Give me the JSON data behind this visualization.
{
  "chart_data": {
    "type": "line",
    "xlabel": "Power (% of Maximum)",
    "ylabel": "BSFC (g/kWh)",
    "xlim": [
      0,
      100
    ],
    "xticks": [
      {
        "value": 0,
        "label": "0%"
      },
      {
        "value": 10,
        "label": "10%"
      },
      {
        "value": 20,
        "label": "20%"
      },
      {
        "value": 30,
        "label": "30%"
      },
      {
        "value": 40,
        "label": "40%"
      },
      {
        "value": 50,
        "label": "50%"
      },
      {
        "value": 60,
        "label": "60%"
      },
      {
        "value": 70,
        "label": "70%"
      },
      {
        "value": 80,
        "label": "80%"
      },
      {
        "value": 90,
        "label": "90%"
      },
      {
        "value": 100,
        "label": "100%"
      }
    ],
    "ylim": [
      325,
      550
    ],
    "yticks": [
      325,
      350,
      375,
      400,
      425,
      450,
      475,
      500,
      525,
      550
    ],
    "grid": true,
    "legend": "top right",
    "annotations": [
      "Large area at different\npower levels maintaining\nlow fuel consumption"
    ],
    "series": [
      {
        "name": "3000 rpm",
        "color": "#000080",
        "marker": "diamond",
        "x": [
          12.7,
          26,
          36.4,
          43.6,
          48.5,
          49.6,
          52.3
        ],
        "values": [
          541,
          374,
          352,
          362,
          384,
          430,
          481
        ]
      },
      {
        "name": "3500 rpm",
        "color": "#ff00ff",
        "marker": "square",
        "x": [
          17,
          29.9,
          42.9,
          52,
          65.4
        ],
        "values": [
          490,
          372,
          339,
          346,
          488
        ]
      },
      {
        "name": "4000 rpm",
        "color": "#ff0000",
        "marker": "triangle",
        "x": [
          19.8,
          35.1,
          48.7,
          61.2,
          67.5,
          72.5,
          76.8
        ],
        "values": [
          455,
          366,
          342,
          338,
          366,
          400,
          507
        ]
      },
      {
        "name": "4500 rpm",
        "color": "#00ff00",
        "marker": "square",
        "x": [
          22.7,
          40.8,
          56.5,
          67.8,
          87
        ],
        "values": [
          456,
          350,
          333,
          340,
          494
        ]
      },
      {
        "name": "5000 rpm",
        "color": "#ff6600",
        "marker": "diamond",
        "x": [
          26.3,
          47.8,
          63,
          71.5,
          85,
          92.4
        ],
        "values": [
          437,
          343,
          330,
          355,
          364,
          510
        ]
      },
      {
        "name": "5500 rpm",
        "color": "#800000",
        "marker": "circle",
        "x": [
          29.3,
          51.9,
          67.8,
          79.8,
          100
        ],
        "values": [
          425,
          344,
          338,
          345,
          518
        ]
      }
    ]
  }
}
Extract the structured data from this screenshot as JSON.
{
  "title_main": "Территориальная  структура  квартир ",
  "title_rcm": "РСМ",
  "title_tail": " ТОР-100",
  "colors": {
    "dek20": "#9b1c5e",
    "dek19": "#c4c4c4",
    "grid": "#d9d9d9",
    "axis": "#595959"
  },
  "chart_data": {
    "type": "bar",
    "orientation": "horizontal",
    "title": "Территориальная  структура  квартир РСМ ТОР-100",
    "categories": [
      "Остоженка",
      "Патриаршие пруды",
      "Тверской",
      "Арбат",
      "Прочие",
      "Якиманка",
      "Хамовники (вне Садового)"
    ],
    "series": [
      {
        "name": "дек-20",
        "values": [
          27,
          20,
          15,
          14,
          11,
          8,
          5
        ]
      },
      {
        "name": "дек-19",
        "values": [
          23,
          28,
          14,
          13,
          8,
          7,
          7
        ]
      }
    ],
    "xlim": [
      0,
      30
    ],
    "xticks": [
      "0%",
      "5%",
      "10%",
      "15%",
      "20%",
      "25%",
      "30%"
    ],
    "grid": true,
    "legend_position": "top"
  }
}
+ + + + +
• STATED TASK: Faithfully transcribe the whole of the data.

• RESULT:
Give me the JSON data behind this visualization.
{
  "chart_data": {
    "type": "line",
    "xlabel": "Power (% of Maximum)",
    "ylabel": "BSFC (g/kWh)",
    "xlim": [
      0,
      100
    ],
    "xticks": [
      {
        "value": 0,
        "label": "0%"
      },
      {
        "value": 10,
        "label": "10%"
      },
      {
        "value": 20,
        "label": "20%"
      },
      {
        "value": 30,
        "label": "30%"
      },
      {
        "value": 40,
        "label": "40%"
      },
      {
        "value": 50,
        "label": "50%"
      },
      {
        "value": 60,
        "label": "60%"
      },
      {
        "value": 70,
        "label": "70%"
      },
      {
        "value": 80,
        "label": "80%"
      },
      {
        "value": 90,
        "label": "90%"
      },
      {
        "value": 100,
        "label": "100%"
      }
    ],
    "ylim": [
      325,
      550
    ],
    "yticks": [
      325,
      350,
      375,
      400,
      425,
      450,
      475,
      500,
      525,
      550
    ],
    "grid": true,
    "legend": "top right",
    "annotations": [
      "Large area at different\npower levels maintaining\nlow fuel consumption"
    ],
    "series": [
      {
        "name": "3000 rpm",
        "color": "#000080",
        "marker": "diamond",
        "x": [
          12.7,
          26,
          36.4,
          43.6,
          48.5,
          49.6,
          52.3
        ],
        "values": [
          541,
          374,
          352,
          362,
          384,
          430,
          481
        ]
      },
      {
        "name": "3500 rpm",
        "color": "#ff00ff",
        "marker": "square",
        "x": [
          17,
          29.9,
          42.9,
          52,
          65.4
        ],
        "values": [
          490,
          372,
          339,
          346,
          488
        ]
      },
      {
        "name": "4000 rpm",
        "color": "#ff0000",
        "marker": "triangle",
        "x": [
          19.8,
          35.1,
          48.7,
          61.2,
          67.5,
          72.5,
          76.8
        ],
        "values": [
          455,
          366,
          342,
          338,
          366,
          400,
          507
        ]
      },
      {
        "name": "4500 rpm",
        "color": "#00ff00",
        "marker": "square",
        "x": [
          22.7,
          40.8,
          56.5,
          67.8,
          87
        ],
        "values": [
          456,
          350,
          333,
          340,
          494
        ]
      },
      {
        "name": "5000 rpm",
        "color": "#ff6600",
        "marker": "diamond",
        "x": [
          26.3,
          47.8,
          63,
          71.5,
          85,
          92.4
        ],
        "values": [
          437,
          343,
          330,
          355,
          364,
          510
        ]
      },
      {
        "name": "5500 rpm",
        "color": "#800000",
        "marker": "circle",
        "x": [
          29.3,
          51.9,
          67.8,
          79.8,
          100
        ],
        "values": [
          425,
          344,
          338,
          345,
          518
        ]
      }
    ]
  }
}
Extract the structured data from this screenshot as JSON.
{
  "title_main": "Территориальная  структура  квартир ",
  "title_rcm": "РСМ",
  "title_tail": " ТОР-100",
  "colors": {
    "dek20": "#9b1c5e",
    "dek19": "#c4c4c4",
    "grid": "#d9d9d9",
    "axis": "#595959"
  },
  "chart_data": {
    "type": "bar",
    "orientation": "horizontal",
    "title": "Территориальная  структура  квартир РСМ ТОР-100",
    "categories": [
      "Остоженка",
      "Патриаршие пруды",
      "Тверской",
      "Арбат",
      "Прочие",
      "Якиманка",
      "Хамовники (вне Садового)"
    ],
    "series": [
      {
        "name": "дек-20",
        "values": [
          27,
          20,
          15,
          14,
          11,
          8,
          5
        ]
      },
      {
        "name": "дек-19",
        "values": [
          23,
          28,
          14,
          13,
          8,
          7,
          7
        ]
      }
    ],
    "xlim": [
      0,
      30
    ],
    "xticks": [
      "0%",
      "5%",
      "10%",
      "15%",
      "20%",
      "25%",
      "30%"
    ],
    "grid": true,
    "legend_position": "top"
  }
}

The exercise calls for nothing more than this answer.